━━━ Source data

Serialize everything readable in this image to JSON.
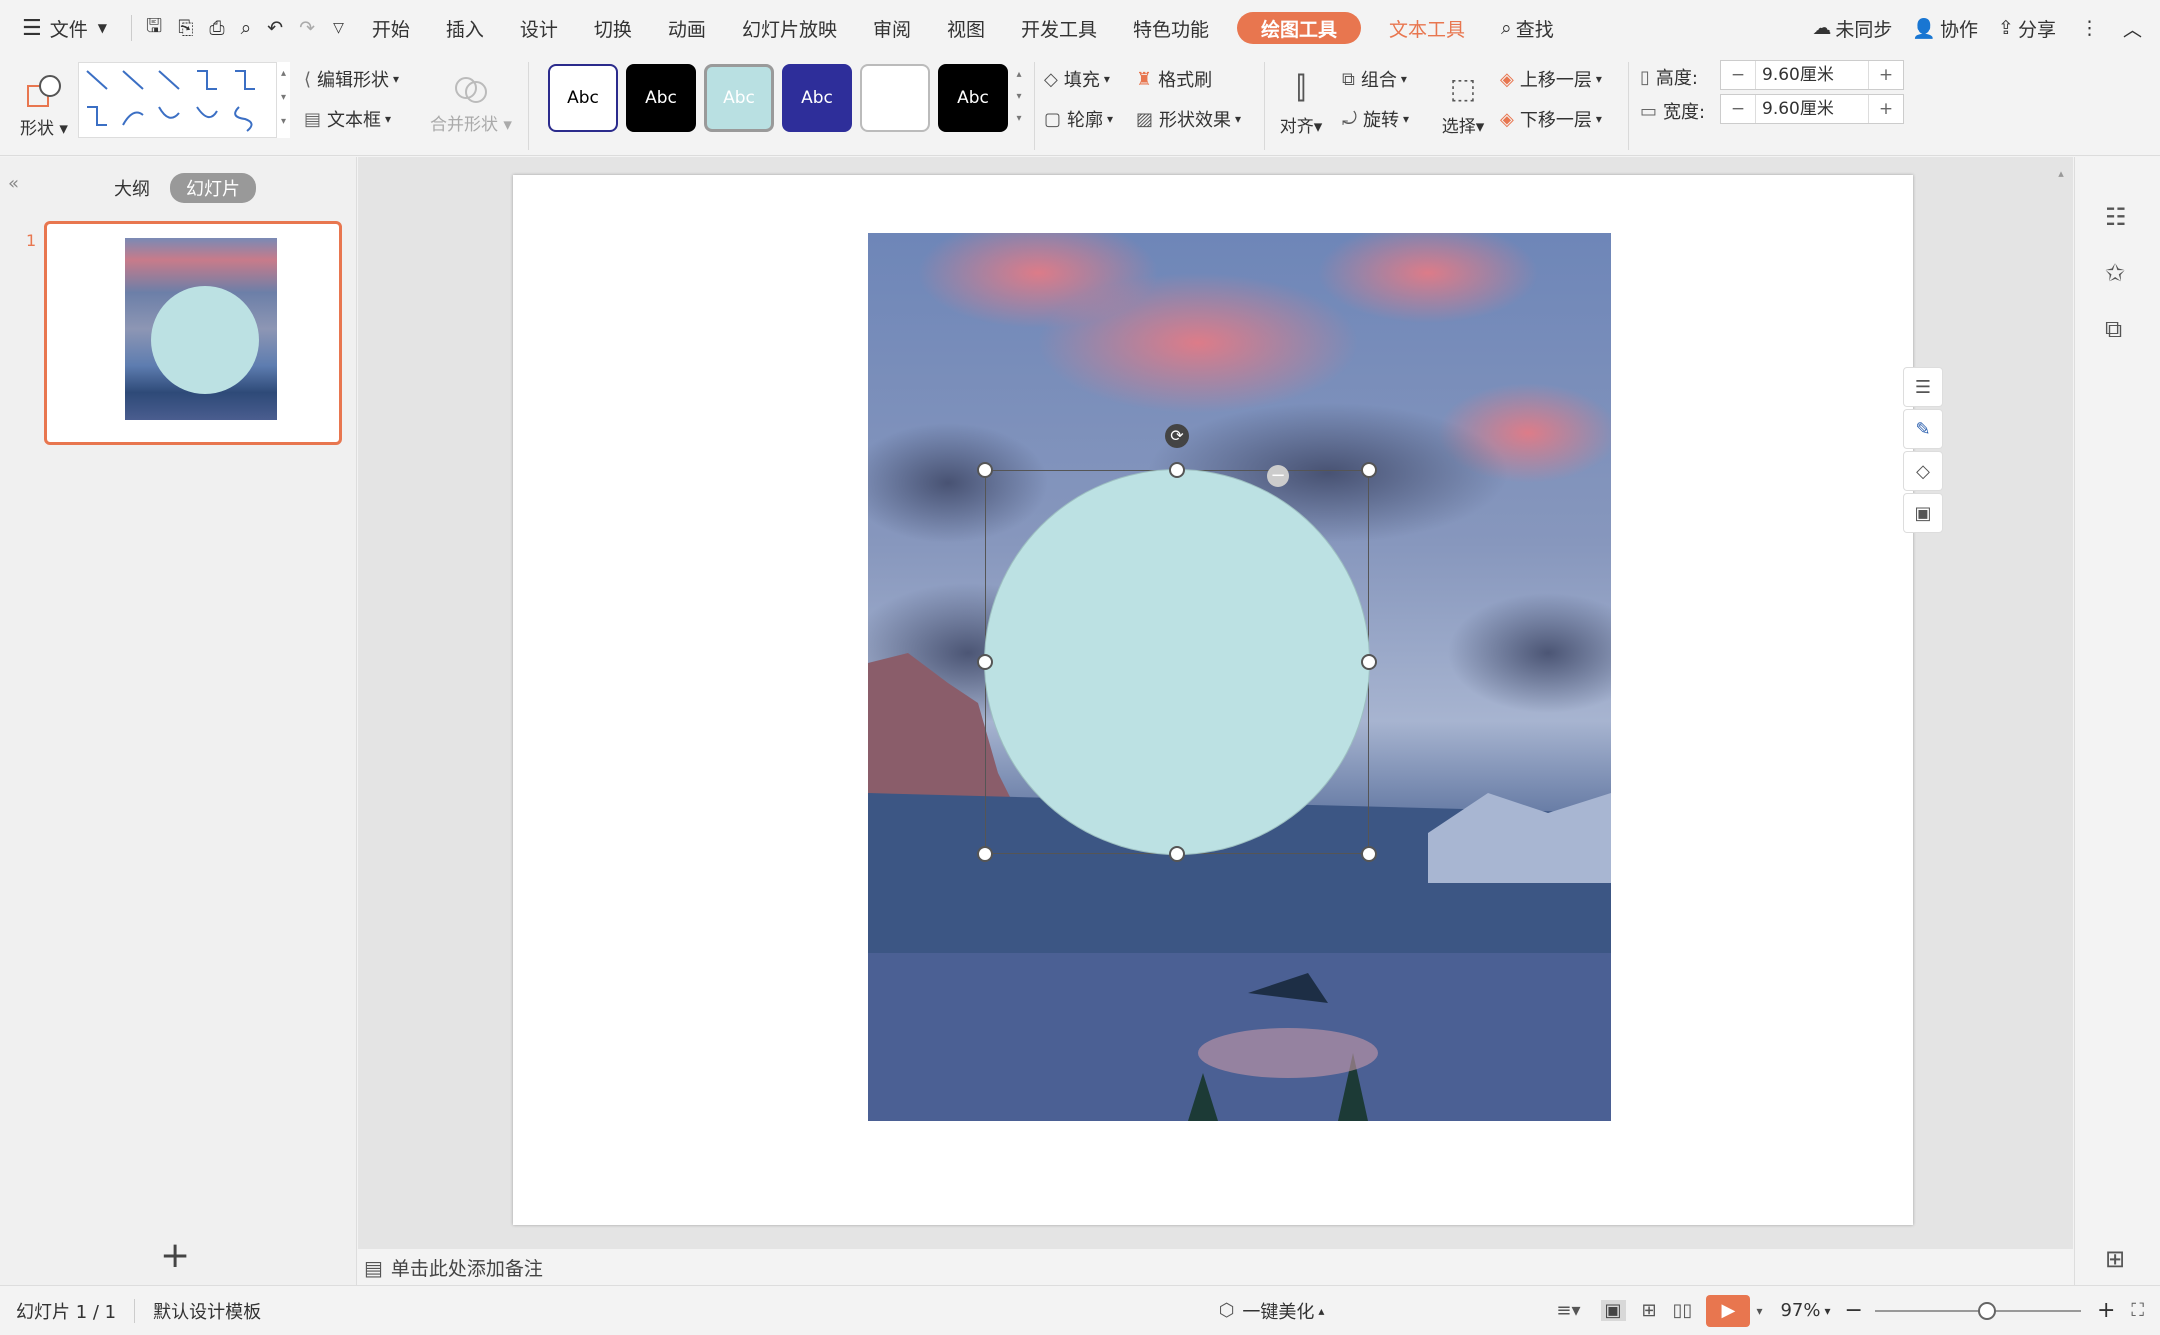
{
  "menubar": {
    "file_label": "文件",
    "tabs": [
      "开始",
      "插入",
      "设计",
      "切换",
      "动画",
      "幻灯片放映",
      "审阅",
      "视图",
      "开发工具",
      "特色功能"
    ],
    "drawing_tools": "绘图工具",
    "text_tools": "文本工具",
    "search": "查找",
    "sync": "未同步",
    "collab": "协作",
    "share": "分享"
  },
  "ribbon": {
    "shape_label": "形状",
    "edit_shape": "编辑形状",
    "textbox": "文本框",
    "merge_shape": "合并形状",
    "styles": [
      {
        "label": "Abc",
        "bg": "#ffffff",
        "fg": "#000000",
        "border": "#2b2b8c"
      },
      {
        "label": "Abc",
        "bg": "#000000",
        "fg": "#ffffff",
        "border": "#000000"
      },
      {
        "label": "Abc",
        "bg": "#b9e0e2",
        "fg": "#ffffff",
        "border": "#999999"
      },
      {
        "label": "Abc",
        "bg": "#2e2e9a",
        "fg": "#ffffff",
        "border": "#2e2e9a"
      },
      {
        "label": "",
        "bg": "#ffffff",
        "fg": "#000000",
        "border": "#bbbbbb"
      },
      {
        "label": "Abc",
        "bg": "#000000",
        "fg": "#ffffff",
        "border": "#000000"
      }
    ],
    "fill": "填充",
    "format_painter": "格式刷",
    "outline": "轮廓",
    "shape_effect": "形状效果",
    "align": "对齐",
    "group": "组合",
    "rotate": "旋转",
    "select": "选择",
    "bring_forward": "上移一层",
    "send_backward": "下移一层",
    "height_label": "高度:",
    "height_value": "9.60厘米",
    "width_label": "宽度:",
    "width_value": "9.60厘米"
  },
  "leftpanel": {
    "outline_tab": "大纲",
    "slides_tab": "幻灯片",
    "slide_number": "1"
  },
  "notes": {
    "placeholder": "单击此处添加备注"
  },
  "status": {
    "slide_info": "幻灯片 1 / 1",
    "template": "默认设计模板",
    "beautify": "一键美化",
    "zoom": "97%",
    "zoom_fraction": 0.55
  },
  "colors": {
    "accent": "#e8764f",
    "circle": "#bce1e3"
  }
}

━━━━━━

Leave out the pictures and output the rest of the material exactly as written.

• [Reply]:
Serialize everything readable in this image to JSON.
{
  "menubar": {
    "file_label": "文件",
    "tabs": [
      "开始",
      "插入",
      "设计",
      "切换",
      "动画",
      "幻灯片放映",
      "审阅",
      "视图",
      "开发工具",
      "特色功能"
    ],
    "drawing_tools": "绘图工具",
    "text_tools": "文本工具",
    "search": "查找",
    "sync": "未同步",
    "collab": "协作",
    "share": "分享"
  },
  "ribbon": {
    "shape_label": "形状",
    "edit_shape": "编辑形状",
    "textbox": "文本框",
    "merge_shape": "合并形状",
    "styles": [
      {
        "label": "Abc",
        "bg": "#ffffff",
        "fg": "#000000",
        "border": "#2b2b8c"
      },
      {
        "label": "Abc",
        "bg": "#000000",
        "fg": "#ffffff",
        "border": "#000000"
      },
      {
        "label": "Abc",
        "bg": "#b9e0e2",
        "fg": "#ffffff",
        "border": "#999999"
      },
      {
        "label": "Abc",
        "bg": "#2e2e9a",
        "fg": "#ffffff",
        "border": "#2e2e9a"
      },
      {
        "label": "",
        "bg": "#ffffff",
        "fg": "#000000",
        "border": "#bbbbbb"
      },
      {
        "label": "Abc",
        "bg": "#000000",
        "fg": "#ffffff",
        "border": "#000000"
      }
    ],
    "fill": "填充",
    "format_painter": "格式刷",
    "outline": "轮廓",
    "shape_effect": "形状效果",
    "align": "对齐",
    "group": "组合",
    "rotate": "旋转",
    "select": "选择",
    "bring_forward": "上移一层",
    "send_backward": "下移一层",
    "height_label": "高度:",
    "height_value": "9.60厘米",
    "width_label": "宽度:",
    "width_value": "9.60厘米"
  },
  "leftpanel": {
    "outline_tab": "大纲",
    "slides_tab": "幻灯片",
    "slide_number": "1"
  },
  "notes": {
    "placeholder": "单击此处添加备注"
  },
  "status": {
    "slide_info": "幻灯片 1 / 1",
    "template": "默认设计模板",
    "beautify": "一键美化",
    "zoom": "97%",
    "zoom_fraction": 0.55
  },
  "colors": {
    "accent": "#e8764f",
    "circle": "#bce1e3"
  }
}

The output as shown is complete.